PROVIDED RECORDS.
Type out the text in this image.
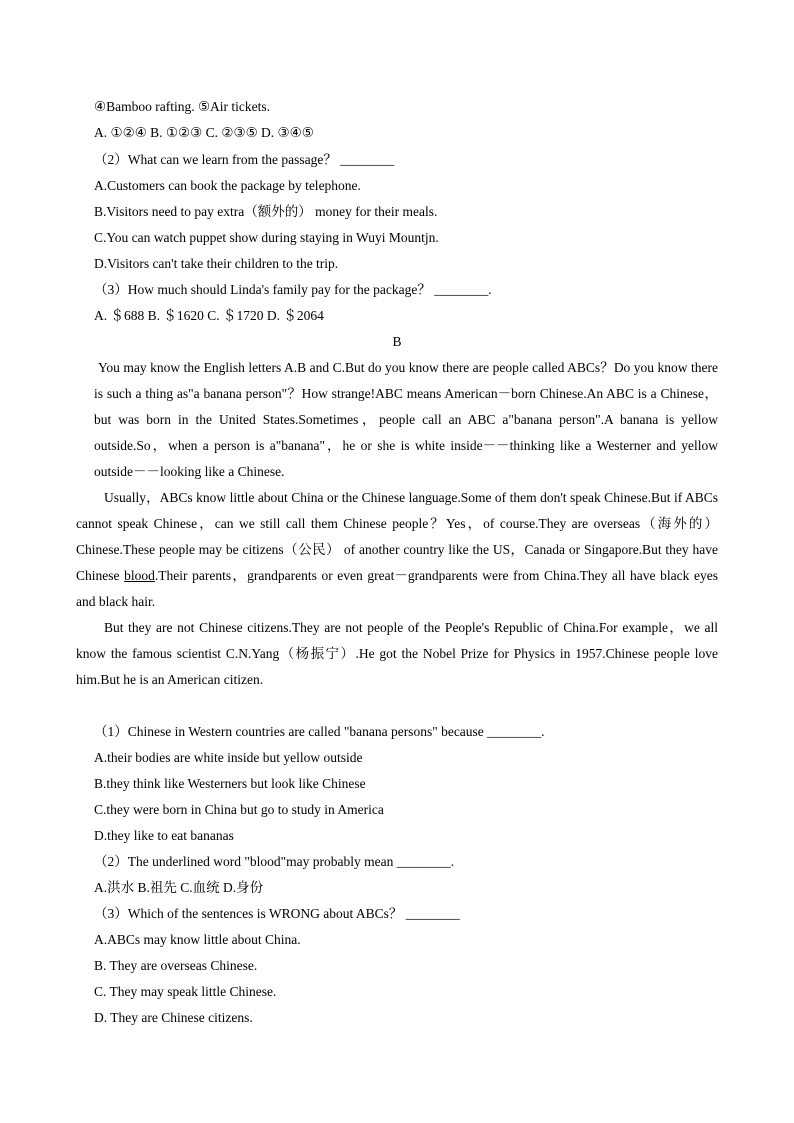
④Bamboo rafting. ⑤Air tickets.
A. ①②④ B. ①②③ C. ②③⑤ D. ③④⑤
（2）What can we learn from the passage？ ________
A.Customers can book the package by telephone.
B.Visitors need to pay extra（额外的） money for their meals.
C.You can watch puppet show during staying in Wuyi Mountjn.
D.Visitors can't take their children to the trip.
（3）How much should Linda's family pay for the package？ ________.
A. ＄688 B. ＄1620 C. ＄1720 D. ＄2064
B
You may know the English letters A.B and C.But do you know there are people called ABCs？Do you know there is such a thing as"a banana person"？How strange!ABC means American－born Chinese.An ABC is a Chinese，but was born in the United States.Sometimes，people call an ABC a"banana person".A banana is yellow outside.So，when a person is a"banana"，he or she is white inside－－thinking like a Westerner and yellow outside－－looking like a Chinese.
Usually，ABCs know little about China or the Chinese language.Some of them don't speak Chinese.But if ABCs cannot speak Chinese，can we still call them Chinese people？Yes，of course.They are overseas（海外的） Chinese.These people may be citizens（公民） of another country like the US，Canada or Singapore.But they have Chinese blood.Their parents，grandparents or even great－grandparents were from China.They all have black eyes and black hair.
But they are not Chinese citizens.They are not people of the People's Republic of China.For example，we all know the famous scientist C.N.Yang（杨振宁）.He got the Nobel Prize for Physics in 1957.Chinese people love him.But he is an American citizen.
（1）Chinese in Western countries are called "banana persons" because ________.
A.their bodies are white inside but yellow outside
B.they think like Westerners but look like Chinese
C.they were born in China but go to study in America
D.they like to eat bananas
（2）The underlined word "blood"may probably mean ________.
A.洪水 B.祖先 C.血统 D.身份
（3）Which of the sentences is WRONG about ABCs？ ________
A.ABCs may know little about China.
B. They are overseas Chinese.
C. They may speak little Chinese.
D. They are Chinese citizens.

...

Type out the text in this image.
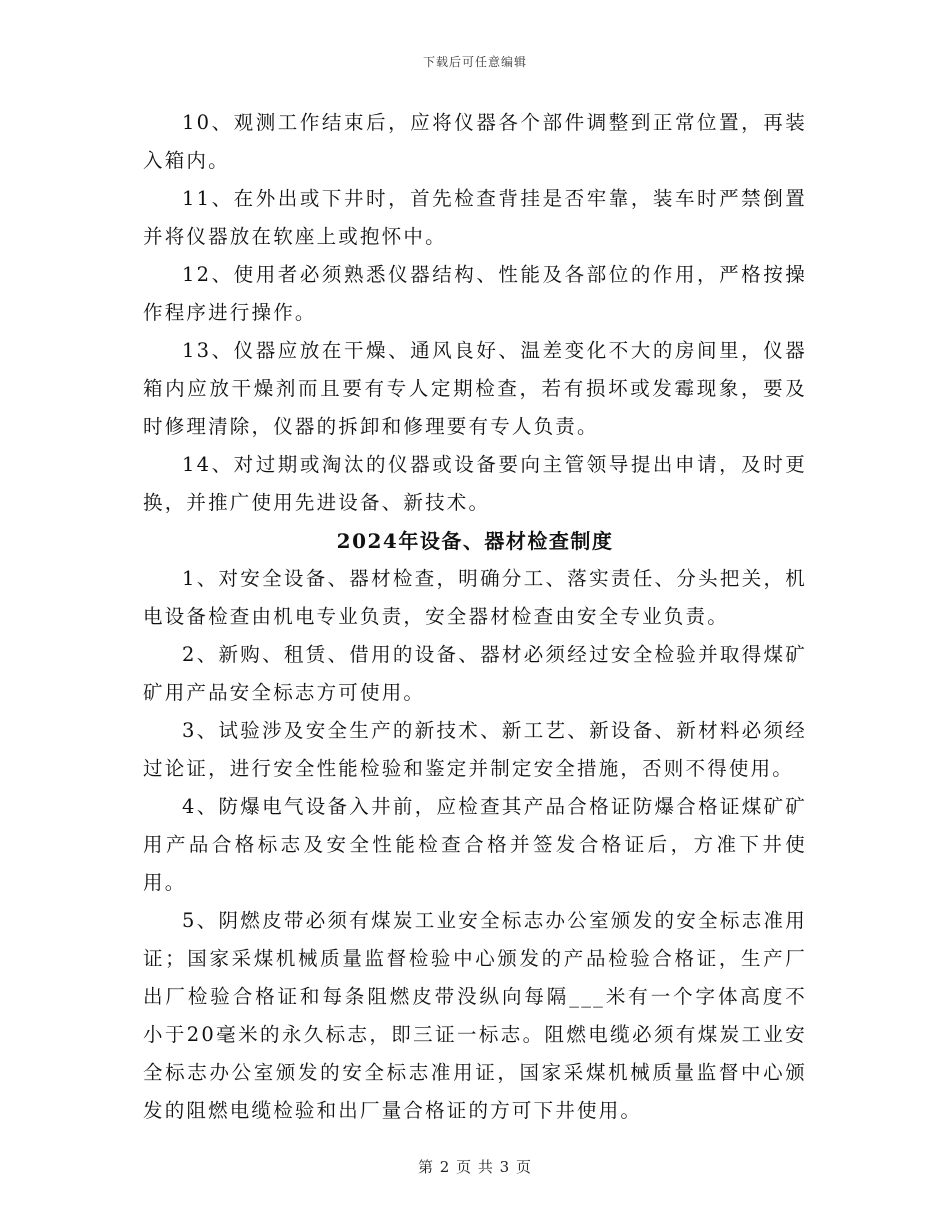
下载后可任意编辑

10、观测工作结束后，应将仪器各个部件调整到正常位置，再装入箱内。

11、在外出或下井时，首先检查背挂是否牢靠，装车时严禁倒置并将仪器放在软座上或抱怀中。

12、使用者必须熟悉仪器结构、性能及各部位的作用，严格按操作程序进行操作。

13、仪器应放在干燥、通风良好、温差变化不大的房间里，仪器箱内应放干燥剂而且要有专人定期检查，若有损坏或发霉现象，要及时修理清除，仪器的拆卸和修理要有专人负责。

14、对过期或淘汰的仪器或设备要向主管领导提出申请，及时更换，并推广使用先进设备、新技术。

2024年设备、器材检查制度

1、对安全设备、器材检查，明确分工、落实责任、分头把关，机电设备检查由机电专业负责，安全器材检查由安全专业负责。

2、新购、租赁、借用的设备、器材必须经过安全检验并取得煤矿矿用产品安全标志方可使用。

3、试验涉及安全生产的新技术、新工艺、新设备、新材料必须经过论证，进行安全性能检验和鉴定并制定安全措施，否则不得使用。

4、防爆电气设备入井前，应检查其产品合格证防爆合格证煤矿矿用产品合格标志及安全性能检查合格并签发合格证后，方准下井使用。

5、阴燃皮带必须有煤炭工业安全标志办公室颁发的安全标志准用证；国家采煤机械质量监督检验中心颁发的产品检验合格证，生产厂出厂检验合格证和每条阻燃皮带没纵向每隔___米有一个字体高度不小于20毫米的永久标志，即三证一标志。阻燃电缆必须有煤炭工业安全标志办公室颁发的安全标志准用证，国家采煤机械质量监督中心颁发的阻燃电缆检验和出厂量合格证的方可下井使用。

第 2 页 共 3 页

* * *

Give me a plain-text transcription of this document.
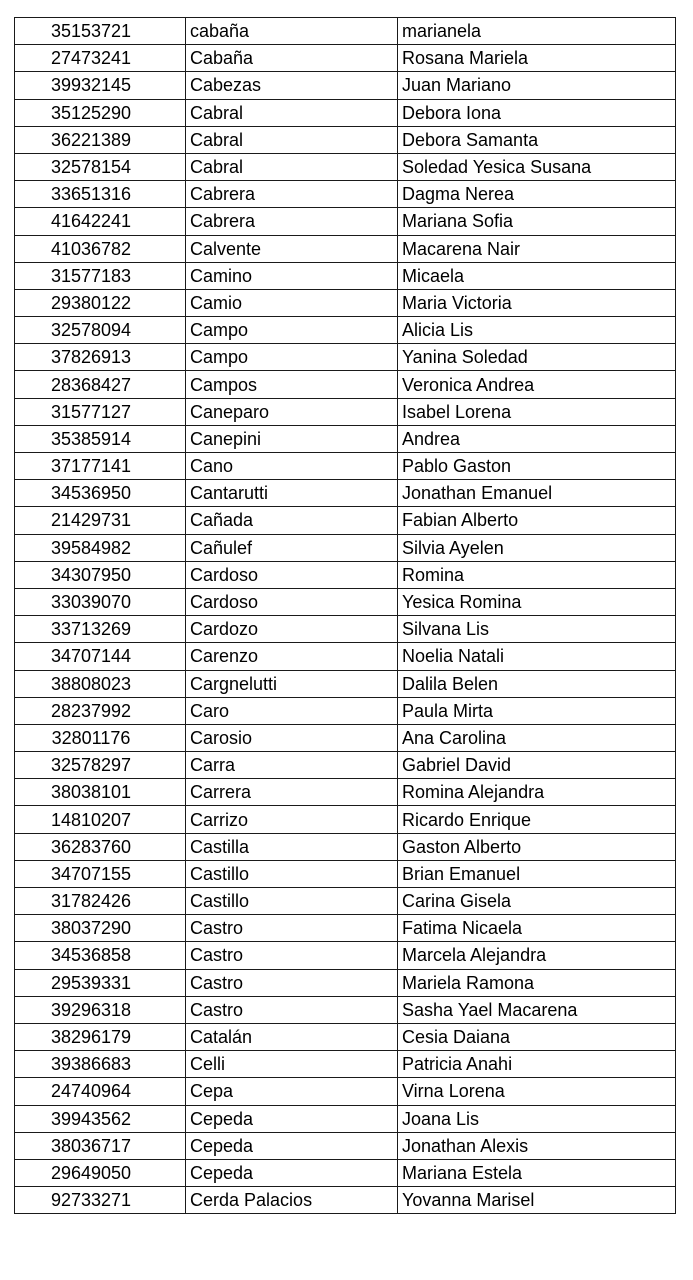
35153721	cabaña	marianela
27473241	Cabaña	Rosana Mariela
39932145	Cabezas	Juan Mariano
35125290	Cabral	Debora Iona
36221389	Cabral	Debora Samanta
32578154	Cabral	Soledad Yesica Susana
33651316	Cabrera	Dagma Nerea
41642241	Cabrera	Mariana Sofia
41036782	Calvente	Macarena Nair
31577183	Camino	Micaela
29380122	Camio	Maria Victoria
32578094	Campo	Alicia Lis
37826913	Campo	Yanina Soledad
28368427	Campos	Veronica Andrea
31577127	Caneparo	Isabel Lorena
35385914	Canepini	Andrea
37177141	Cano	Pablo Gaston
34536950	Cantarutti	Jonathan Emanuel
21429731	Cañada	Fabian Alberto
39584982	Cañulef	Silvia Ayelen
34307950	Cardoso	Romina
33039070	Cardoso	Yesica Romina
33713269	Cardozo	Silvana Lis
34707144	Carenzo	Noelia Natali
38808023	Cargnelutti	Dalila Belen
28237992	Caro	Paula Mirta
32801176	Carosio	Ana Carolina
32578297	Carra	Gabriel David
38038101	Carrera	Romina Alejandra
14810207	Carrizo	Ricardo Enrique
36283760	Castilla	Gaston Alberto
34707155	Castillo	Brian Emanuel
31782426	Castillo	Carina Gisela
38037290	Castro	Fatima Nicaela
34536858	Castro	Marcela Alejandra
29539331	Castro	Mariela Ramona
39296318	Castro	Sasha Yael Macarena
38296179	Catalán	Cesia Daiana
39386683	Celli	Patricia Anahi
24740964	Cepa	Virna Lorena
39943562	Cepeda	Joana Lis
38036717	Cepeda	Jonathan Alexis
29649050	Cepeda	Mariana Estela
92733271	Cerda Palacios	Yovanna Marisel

PROBLEM DESCRIPTION.
Give every line of the material that includes the string "Alberto".

RESULT OF THIS TASK.
21429731	Cañada	Fabian Alberto
36283760	Castilla	Gaston Alberto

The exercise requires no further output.